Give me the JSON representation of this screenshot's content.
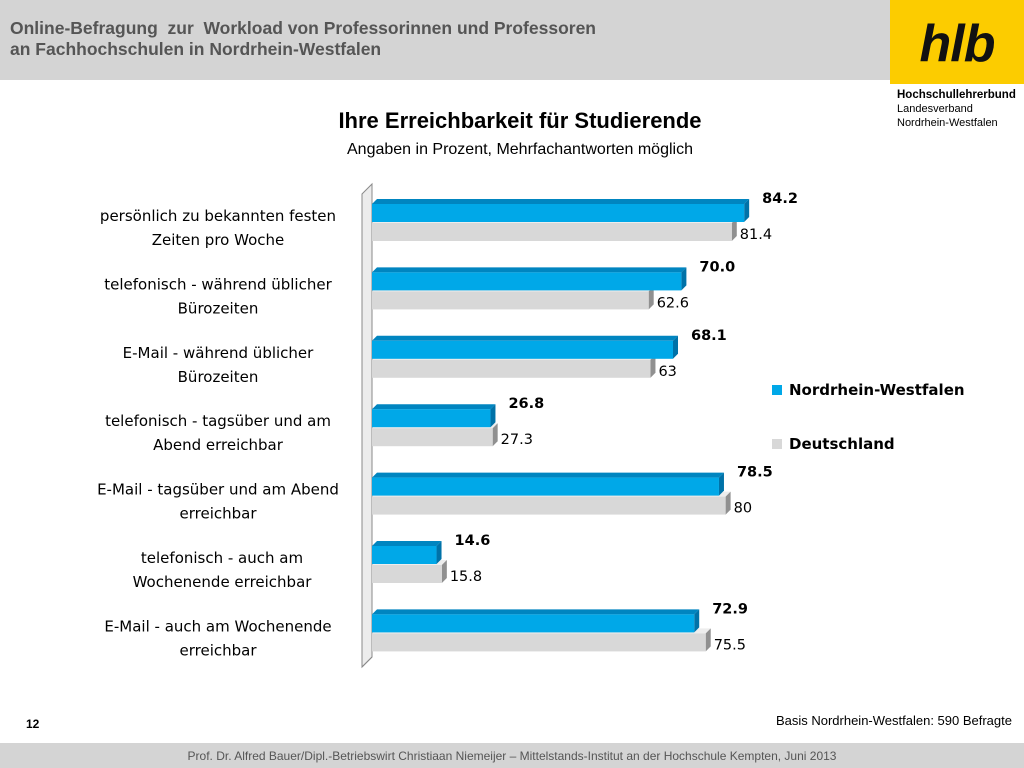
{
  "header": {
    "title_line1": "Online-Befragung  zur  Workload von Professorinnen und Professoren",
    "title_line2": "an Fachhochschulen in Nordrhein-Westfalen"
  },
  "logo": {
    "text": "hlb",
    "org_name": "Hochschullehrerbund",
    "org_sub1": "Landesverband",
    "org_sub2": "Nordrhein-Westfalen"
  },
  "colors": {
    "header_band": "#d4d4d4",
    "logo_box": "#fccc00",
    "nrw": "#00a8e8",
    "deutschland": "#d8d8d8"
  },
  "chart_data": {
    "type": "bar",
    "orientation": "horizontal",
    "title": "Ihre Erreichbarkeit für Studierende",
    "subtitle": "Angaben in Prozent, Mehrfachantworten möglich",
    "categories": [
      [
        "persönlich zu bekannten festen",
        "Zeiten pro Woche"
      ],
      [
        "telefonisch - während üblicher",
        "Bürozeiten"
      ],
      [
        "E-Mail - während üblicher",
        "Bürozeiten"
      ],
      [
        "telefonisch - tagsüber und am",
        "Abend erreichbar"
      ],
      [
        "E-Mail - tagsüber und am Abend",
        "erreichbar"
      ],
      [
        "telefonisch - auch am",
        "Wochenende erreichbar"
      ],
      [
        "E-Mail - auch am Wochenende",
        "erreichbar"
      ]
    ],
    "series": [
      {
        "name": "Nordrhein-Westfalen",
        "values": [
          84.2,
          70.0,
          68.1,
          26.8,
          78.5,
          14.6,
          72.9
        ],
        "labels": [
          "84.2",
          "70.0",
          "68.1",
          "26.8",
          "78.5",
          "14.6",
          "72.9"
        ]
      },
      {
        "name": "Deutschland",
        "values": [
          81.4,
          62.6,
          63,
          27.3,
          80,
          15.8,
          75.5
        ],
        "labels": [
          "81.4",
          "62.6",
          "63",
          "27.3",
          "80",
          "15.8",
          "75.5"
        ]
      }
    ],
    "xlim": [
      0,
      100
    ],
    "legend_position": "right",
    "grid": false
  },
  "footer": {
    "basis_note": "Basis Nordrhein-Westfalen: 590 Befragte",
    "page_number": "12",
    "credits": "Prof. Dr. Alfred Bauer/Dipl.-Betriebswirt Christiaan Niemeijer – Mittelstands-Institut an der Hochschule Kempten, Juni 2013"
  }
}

* * *

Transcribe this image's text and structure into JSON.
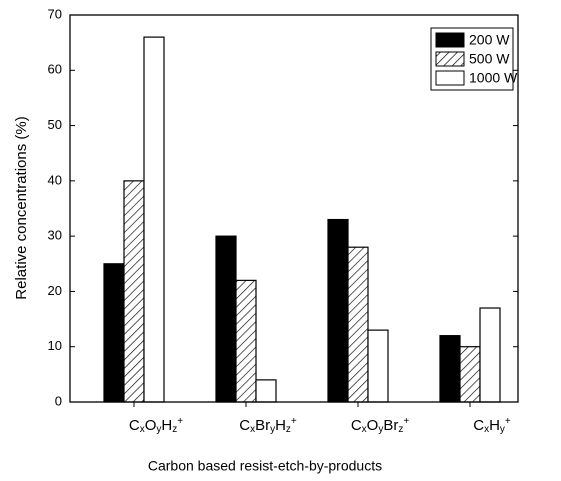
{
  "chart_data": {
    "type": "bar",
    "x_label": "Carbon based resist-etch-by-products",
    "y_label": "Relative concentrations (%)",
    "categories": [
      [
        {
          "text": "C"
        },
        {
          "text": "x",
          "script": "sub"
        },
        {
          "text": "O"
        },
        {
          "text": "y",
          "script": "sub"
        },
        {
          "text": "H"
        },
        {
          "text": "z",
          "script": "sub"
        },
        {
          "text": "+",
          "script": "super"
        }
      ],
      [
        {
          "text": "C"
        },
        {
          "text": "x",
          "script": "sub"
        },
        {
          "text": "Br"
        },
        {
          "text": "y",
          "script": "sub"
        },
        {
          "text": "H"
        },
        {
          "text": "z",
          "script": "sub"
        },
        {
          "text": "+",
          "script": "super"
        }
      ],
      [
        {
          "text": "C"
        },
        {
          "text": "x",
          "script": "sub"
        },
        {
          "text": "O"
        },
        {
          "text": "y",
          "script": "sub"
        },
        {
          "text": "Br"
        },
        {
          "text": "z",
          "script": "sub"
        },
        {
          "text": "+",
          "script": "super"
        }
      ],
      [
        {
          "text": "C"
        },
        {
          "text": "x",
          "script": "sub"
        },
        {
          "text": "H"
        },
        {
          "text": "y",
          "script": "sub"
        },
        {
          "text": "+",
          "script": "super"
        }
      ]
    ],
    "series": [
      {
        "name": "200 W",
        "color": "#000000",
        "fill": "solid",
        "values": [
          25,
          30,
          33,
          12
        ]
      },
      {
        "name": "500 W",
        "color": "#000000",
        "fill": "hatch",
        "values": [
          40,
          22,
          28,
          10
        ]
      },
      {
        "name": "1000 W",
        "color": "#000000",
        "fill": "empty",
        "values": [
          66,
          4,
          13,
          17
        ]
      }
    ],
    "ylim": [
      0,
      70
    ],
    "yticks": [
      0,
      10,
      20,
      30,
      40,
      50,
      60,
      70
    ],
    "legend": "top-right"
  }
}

*Instruction:* Using the entries above, find all lines with "telefonisch". Copy them.

*Answer to the exercise:*
        "telefonisch - während üblicher",
        "telefonisch - tagsüber und am",
        "telefonisch - auch am",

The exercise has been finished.